**What to produce**
Without including any pictures, write out all the entries exactly.

**Input**
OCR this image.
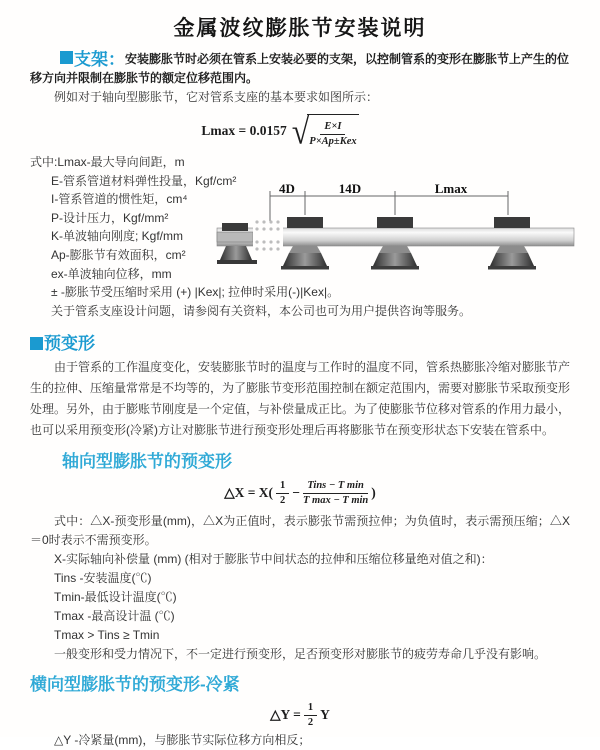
金属波纹膨胀节安装说明

支架：安装膨胀节时必须在管系上安装必要的支架，以控制管系的变形在膨胀节上产生的位移方向并限制在膨胀节的额定位移范围内。

例如对于轴向型膨胀节，它对管系支座的基本要求如图所示：

Lmax = 0.0157 √ $\frac{E\times I}{\text{P×Ap±Kex}}$
式中:Lmax-最大导向间距，m
E-管系管道材料弹性投量，Kgf/cm²
I-管系管道的惯性矩，cm⁴
P-设计压力，Kgf/mm²
K-单波轴向刚度; Kgf/mm
Ap-膨胀节有效面积，cm²
ex-单波轴向位移，mm
± -膨胀节受压缩时采用 (+) |Kex|; 拉伸时采用(-)|Kex|。
关于管系支座设计问题，请参阅有关资料，本公司也可为用户提供咨询等服务。
4D	14D	Lmax
预变形

由于管系的工作温度变化，安装膨胀节时的温度与工作时的温度不同，管系热膨胀冷缩对膨胀节产生的拉伸、压缩量常常是不均等的，为了膨胀节变形范围控制在额定范围内，需要对膨胀节采取预变形处理。另外，由于膨账节刚度是一个定值，与补偿量成正比。为了使膨胀节位移对管系的作用力最小，也可以采用预变形(冷紧)方让对膨胀节进行预变形处理后再将膨胀节在预变形状态下安装在管系中。

轴向型膨胀节的预变形
△X = $X( \frac{1}{2} - \frac{\text{Tins − T min}}{\text{T max − T min}}$ )

式中：△X-预变形量(mm)，△X为正值时，表示膨张节需预拉伸；为负值时，表示需预压缩；△X＝0时表示不需预变形。

X-实际轴向补偿量 (mm) (相对于膨胀节中间状态的拉伸和压缩位移量绝对值之和)：

Tins -安装温度(℃)

Tmin-最低设计温度(℃)

Tmax -最高设计温 (℃)

Tmax > Tins ≥ Tmin

一般变形和受力情况下，不一定进行预变形，足否预变形对膨胀节的疲劳寿命几乎没有影响。

横向型膨胀节的预变形-冷紧
△Y = $\frac{1}{2}$ Y

△Y -冷紧量(mm)，与膨胀节实际位移方向相反；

**The solution**
OCR this image.
金属波纹膨胀节安装说明

支架：安装膨胀节时必须在管系上安装必要的支架，以控制管系的变形在膨胀节上产生的位移方向并限制在膨胀节的额定位移范围内。

例如对于轴向型膨胀节，它对管系支座的基本要求如图所示：

Lmax = 0.0157 √ $\frac{E\times I}{\text{P×Ap±Kex}}$
式中:Lmax-最大导向间距，m
E-管系管道材料弹性投量，Kgf/cm²
I-管系管道的惯性矩，cm⁴
P-设计压力，Kgf/mm²
K-单波轴向刚度; Kgf/mm
Ap-膨胀节有效面积，cm²
ex-单波轴向位移，mm
± -膨胀节受压缩时采用 (+) |Kex|; 拉伸时采用(-)|Kex|。
关于管系支座设计问题，请参阅有关资料，本公司也可为用户提供咨询等服务。
4D	14D	Lmax
预变形

由于管系的工作温度变化，安装膨胀节时的温度与工作时的温度不同，管系热膨胀冷缩对膨胀节产生的拉伸、压缩量常常是不均等的，为了膨胀节变形范围控制在额定范围内，需要对膨胀节采取预变形处理。另外，由于膨账节刚度是一个定值，与补偿量成正比。为了使膨胀节位移对管系的作用力最小，也可以采用预变形(冷紧)方让对膨胀节进行预变形处理后再将膨胀节在预变形状态下安装在管系中。

轴向型膨胀节的预变形
△X = $X( \frac{1}{2} - \frac{\text{Tins − T min}}{\text{T max − T min}}$ )

式中：△X-预变形量(mm)，△X为正值时，表示膨张节需预拉伸；为负值时，表示需预压缩；△X＝0时表示不需预变形。

X-实际轴向补偿量 (mm) (相对于膨胀节中间状态的拉伸和压缩位移量绝对值之和)：

Tins -安装温度(℃)

Tmin-最低设计温度(℃)

Tmax -最高设计温 (℃)

Tmax > Tins ≥ Tmin

一般变形和受力情况下，不一定进行预变形，足否预变形对膨胀节的疲劳寿命几乎没有影响。

横向型膨胀节的预变形-冷紧
△Y = $\frac{1}{2}$ Y

△Y -冷紧量(mm)，与膨胀节实际位移方向相反；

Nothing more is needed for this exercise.